# start of Document

In fiscal year 2009, the charity spent $1.5 million on advertising to promote Mortenson's books in national publications, including a full page ad in "The New Yorker." And there are $1.3 million in domestic travel expenses, some for private jets.

Late last night (Saturday, April 16), we received a statement from the board of directors of the Central Asia Institute acknowledging that it receives no royalties or income from Greg Mortenson's book sales or speaking engagements. But the board says the books and the speeches are an integral part of its mission, by raising public awareness and generating contributions. And it claims that Mortenson has personally contributed hundreds of thousands of dollars to the organization.

But the American Institute of Philanthropy is not persuaded.

Borochoff: I don't think the charity's getting a fair share here, based on the financial reports that I've reviewed.

Kroft: Do you think contributors are being misled?

Borochoff: I think so.

And so does Jon Krakauer, who says it's been going on for a long time.

Krakauer: In 2002, his board treasurer quit, resigned, along with the board president and two other board members and said, "You should stop giving money to Greg."

Kroft: Did he say why?

Krakauer: He said, in so many words, that Greg uses Central Asia Institute as his private ATM machine. That there's no accounting. He has no receipts.

Over the years, a half a dozen staffers and board members have resigned over similar concerns, especially about money Mortenson has sent overseas to build schools.

# end of Document

Set exercise: List every person named in the Central Asia Institute excerpt, giving each name in its fullest form. The rows that follow play no part in the work on this excerpt.

# start of Dataset entries

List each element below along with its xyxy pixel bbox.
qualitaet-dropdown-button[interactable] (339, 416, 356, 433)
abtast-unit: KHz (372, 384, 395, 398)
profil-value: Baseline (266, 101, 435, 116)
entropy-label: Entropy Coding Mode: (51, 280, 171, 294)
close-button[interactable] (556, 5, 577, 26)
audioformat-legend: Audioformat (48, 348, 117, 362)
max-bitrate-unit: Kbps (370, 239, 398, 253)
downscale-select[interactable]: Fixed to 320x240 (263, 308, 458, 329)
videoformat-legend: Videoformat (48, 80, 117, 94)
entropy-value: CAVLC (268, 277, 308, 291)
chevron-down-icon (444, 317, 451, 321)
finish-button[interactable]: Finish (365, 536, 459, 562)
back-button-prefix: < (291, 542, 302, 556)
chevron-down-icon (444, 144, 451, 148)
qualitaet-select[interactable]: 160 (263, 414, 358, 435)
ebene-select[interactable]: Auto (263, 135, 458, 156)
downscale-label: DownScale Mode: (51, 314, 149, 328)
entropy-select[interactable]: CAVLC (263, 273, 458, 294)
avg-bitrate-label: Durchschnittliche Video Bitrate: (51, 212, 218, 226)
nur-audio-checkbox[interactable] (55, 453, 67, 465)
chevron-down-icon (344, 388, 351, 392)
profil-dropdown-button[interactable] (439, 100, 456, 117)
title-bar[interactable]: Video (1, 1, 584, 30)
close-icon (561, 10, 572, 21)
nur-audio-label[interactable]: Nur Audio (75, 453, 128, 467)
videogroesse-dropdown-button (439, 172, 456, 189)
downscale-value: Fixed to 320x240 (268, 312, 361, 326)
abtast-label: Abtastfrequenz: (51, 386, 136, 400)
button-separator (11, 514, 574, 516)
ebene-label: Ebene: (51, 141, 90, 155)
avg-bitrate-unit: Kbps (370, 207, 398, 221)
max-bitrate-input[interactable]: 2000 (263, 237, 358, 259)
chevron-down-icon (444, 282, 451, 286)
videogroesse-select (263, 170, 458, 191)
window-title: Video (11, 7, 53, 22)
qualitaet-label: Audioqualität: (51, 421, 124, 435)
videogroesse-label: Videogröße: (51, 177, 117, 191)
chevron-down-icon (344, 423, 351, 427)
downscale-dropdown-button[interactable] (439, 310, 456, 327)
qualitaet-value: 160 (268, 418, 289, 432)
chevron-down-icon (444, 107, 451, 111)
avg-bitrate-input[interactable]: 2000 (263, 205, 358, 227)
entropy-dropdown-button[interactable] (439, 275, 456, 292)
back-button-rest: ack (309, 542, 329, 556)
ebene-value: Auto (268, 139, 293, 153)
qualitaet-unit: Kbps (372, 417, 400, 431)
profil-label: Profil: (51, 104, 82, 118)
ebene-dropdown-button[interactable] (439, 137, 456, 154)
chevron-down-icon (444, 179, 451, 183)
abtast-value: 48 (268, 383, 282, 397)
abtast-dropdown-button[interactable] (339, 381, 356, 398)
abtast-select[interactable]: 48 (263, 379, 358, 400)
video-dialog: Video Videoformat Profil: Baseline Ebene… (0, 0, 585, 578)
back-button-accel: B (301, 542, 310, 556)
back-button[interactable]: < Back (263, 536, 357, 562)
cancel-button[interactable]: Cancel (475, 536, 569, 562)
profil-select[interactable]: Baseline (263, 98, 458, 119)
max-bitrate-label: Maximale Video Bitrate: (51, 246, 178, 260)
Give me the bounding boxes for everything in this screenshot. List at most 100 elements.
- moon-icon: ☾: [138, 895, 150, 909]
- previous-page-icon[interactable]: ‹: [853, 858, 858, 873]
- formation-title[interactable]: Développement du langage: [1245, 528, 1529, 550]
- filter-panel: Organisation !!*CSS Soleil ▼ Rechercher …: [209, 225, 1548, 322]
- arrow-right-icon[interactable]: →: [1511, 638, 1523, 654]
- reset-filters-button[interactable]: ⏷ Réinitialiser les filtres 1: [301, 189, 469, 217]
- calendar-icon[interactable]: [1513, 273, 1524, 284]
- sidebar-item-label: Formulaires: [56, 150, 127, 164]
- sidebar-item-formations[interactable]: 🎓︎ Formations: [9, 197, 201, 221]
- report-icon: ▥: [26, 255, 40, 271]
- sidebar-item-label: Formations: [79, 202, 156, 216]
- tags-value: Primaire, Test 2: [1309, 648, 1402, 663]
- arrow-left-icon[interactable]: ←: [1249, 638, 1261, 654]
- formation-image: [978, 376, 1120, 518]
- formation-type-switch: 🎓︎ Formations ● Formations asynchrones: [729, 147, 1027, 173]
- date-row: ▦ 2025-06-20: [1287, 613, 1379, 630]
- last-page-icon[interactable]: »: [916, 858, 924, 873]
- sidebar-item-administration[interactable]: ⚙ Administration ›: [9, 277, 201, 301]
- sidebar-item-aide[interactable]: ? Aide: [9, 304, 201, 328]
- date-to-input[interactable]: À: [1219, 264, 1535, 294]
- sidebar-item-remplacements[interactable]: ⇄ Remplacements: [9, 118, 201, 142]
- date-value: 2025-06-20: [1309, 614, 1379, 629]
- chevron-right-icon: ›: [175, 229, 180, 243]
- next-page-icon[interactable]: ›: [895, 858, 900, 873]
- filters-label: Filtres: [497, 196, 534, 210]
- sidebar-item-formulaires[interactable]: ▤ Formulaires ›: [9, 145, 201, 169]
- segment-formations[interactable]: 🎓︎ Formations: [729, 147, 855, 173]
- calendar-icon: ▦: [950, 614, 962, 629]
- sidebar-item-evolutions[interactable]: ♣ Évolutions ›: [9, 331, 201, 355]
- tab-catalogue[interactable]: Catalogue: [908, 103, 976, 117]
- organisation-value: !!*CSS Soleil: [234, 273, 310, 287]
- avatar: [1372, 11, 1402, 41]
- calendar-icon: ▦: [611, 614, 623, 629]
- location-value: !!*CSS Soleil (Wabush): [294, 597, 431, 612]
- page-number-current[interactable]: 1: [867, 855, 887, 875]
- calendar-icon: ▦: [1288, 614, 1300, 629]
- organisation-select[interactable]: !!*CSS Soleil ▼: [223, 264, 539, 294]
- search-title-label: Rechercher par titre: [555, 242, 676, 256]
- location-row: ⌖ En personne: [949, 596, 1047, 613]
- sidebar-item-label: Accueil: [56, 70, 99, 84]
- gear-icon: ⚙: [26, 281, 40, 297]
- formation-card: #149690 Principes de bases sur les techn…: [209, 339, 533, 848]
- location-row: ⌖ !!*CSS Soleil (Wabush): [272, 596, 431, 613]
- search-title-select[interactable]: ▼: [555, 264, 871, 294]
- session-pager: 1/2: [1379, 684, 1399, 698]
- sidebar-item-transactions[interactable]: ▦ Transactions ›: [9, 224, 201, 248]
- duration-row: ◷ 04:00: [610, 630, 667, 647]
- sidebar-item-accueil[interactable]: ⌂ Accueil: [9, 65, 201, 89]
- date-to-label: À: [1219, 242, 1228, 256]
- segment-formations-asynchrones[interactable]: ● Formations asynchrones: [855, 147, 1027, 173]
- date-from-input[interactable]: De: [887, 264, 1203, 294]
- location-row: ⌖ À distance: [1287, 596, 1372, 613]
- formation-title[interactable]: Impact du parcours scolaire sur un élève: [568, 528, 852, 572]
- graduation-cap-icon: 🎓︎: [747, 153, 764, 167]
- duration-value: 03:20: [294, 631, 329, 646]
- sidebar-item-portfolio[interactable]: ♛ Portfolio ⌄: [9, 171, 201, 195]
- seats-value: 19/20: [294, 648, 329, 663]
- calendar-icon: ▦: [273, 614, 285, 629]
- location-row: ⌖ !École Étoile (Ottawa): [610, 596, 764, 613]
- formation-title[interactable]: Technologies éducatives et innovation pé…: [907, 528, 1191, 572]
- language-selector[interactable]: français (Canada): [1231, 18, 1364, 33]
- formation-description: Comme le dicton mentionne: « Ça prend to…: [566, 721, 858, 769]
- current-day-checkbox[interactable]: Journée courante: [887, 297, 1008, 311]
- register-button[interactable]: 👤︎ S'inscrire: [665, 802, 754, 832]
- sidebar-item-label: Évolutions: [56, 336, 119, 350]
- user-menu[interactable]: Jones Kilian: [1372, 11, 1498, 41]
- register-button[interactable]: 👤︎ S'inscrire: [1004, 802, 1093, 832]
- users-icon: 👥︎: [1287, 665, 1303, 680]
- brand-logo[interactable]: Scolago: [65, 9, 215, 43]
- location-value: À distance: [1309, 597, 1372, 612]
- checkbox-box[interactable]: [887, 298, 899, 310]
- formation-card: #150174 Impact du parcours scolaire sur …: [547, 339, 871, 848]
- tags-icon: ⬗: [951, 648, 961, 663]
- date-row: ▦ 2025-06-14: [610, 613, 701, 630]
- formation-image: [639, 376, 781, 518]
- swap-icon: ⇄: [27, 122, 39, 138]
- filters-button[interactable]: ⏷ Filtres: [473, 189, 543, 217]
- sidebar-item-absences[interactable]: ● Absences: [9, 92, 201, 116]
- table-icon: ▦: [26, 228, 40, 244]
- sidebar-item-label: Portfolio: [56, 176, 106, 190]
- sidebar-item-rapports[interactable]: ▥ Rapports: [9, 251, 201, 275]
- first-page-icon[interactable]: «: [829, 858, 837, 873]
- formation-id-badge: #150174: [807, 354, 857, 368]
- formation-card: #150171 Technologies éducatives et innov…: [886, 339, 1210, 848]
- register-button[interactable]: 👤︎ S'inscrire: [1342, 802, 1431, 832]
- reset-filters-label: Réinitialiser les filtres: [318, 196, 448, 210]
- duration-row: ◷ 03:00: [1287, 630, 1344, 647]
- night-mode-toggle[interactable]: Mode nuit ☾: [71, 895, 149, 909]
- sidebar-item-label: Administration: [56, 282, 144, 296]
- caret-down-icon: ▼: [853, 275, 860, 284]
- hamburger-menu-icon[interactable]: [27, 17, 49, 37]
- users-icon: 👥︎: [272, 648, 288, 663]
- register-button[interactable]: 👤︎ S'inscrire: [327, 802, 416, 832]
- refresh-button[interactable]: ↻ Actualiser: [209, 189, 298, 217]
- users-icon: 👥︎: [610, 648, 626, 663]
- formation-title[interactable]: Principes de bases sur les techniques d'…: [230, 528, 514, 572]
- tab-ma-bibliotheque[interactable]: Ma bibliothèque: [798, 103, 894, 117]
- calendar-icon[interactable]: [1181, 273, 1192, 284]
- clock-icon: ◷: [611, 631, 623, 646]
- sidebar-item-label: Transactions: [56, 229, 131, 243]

# end of Dataset entries

Exercise result: Greg Mortenson, Borochoff, Kroft, Jon Krakauer